[[ Document text, beginning ]]

As generic constraints
This is the most common way to use a protocol as a type. In this case, the concrete type is made clear on caller side. In the example below, even though in the method body of printNames , we are not sure about the what concrete types it handles, but on the caller side of this method, we call this method with concrete types.
protocol Thing: Identifiable {
var name: String { get }
}
extension Array where Element: Thing {
func printNames() {
forEach {
print($0.name)
}
}
}
struct Object {
let name: String
let id: UUID = UUID()
}
extension Object: Thing {}
let objects: [Object] = [.init(name: "Laptop"), .init(name: "Camera")]
objects.printNames()
Existential type — any
This is also called a boxed protocol type. In this case, protocols abstract away concrete type information, which, in many cases, has performance impact because the compiler needs to handle memory properly so that any concrete types that conform to this protocol can be handled correctly.

[[ Document text, end ]]
[[ Data listing, beginning ]]

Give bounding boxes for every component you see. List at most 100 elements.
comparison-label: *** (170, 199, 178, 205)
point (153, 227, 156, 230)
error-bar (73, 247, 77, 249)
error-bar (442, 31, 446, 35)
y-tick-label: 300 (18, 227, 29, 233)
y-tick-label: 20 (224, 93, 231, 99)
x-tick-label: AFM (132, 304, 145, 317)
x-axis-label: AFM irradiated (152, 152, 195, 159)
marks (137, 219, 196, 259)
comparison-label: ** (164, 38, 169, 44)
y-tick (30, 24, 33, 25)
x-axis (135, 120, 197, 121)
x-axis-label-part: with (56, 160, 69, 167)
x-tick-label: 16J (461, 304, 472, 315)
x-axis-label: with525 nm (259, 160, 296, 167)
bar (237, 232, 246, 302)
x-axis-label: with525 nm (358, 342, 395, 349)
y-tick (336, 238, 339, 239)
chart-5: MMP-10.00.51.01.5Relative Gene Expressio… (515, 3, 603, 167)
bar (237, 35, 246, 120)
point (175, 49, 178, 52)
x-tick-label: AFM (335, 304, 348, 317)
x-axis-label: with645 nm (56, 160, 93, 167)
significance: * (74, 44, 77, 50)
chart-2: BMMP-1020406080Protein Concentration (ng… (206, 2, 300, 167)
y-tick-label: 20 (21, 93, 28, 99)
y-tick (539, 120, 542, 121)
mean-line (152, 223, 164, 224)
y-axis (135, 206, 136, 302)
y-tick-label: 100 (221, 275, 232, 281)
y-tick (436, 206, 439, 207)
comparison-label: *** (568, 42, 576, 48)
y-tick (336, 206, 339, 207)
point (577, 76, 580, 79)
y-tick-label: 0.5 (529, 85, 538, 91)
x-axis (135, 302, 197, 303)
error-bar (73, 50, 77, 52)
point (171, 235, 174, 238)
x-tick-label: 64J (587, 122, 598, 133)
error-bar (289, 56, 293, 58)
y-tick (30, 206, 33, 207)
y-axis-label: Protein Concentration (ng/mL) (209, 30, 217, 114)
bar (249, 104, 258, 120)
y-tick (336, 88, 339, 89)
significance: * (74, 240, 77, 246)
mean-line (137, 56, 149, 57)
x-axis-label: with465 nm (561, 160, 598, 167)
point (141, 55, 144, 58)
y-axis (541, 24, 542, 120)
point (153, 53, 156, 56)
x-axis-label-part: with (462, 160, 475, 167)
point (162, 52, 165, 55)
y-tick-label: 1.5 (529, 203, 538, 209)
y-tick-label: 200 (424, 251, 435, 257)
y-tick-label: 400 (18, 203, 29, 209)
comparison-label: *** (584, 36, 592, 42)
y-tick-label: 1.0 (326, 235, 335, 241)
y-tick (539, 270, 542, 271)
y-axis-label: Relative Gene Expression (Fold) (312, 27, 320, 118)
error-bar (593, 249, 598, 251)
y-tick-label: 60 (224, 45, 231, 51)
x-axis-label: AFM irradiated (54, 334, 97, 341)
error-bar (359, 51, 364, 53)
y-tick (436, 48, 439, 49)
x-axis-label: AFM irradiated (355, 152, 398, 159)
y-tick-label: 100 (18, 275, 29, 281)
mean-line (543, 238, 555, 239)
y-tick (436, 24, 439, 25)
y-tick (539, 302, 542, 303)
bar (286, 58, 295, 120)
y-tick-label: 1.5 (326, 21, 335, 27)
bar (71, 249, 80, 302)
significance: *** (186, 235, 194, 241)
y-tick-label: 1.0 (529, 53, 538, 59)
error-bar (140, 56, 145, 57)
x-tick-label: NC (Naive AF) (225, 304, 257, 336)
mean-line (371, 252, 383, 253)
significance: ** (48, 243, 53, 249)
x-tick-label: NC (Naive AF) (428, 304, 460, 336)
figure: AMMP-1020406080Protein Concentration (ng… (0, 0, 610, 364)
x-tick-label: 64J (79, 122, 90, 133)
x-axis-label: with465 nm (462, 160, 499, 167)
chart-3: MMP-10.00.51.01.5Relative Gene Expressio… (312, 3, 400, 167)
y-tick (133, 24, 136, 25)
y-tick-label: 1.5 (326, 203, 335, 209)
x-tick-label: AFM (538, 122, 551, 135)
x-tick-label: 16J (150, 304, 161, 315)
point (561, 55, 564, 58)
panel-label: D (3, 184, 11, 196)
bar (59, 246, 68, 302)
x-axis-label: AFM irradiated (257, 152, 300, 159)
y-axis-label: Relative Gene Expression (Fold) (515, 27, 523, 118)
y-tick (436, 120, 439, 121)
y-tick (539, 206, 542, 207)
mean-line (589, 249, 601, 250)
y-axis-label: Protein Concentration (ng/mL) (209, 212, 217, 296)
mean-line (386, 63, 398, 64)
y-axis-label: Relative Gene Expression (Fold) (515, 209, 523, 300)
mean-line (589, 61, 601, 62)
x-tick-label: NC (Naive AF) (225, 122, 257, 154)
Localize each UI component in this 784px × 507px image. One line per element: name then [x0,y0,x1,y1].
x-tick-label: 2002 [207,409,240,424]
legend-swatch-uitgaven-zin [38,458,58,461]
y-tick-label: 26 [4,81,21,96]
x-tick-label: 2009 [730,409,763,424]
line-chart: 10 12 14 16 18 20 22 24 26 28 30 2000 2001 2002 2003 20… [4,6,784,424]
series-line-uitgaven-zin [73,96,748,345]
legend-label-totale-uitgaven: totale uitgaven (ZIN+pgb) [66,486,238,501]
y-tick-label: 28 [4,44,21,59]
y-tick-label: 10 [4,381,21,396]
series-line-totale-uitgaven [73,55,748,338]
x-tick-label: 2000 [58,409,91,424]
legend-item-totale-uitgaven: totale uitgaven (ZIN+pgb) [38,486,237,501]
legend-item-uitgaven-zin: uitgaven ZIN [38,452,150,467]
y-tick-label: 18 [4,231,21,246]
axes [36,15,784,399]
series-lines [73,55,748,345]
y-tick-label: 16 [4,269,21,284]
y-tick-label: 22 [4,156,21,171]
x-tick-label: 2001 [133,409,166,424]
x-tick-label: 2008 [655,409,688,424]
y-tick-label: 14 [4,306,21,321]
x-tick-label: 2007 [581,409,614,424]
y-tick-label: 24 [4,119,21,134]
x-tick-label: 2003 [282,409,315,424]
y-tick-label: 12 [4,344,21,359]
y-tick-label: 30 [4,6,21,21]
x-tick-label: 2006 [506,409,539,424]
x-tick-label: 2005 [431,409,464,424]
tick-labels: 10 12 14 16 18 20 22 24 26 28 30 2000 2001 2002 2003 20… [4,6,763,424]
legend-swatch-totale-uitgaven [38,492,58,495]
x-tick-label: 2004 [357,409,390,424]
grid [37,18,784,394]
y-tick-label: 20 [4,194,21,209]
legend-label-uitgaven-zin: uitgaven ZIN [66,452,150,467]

[[ Data listing, end ]]

• Tasks to carry out:
1/ Print a passage from the Swift protocols text. Begin at the words that contain "Existential type —" and stop after "be handled correctly.".
2/ Answer these questions using the Swift protocols text:
(a) What other name does the text give to the existential type?
(b) Which protocol does `Thing` inherit from?
(c) What two names are passed when the `objects` array is created?
3/ What is the first line of each top-level statement in the code sample of the Swift protocols text?

• Answers to the exercises:
1/
Existential type — any
This is also called a boxed protocol type. In this case, protocols abstract away concrete type information, which, in many cases, has performance impact because the compiler needs to handle memory properly so that any concrete types that conform to this protocol can be handled correctly.

2/
(a) Boxed protocol type
(b) `Identifiable`
(c) "Laptop" and "Camera"

3/
protocol Thing: Identifiable {
extension Array where Element: Thing {
struct Object {
extension Object: Thing {}
let objects: [Object] = [.init(name: "Laptop"), .init(name: "Camera")]
objects.printNames()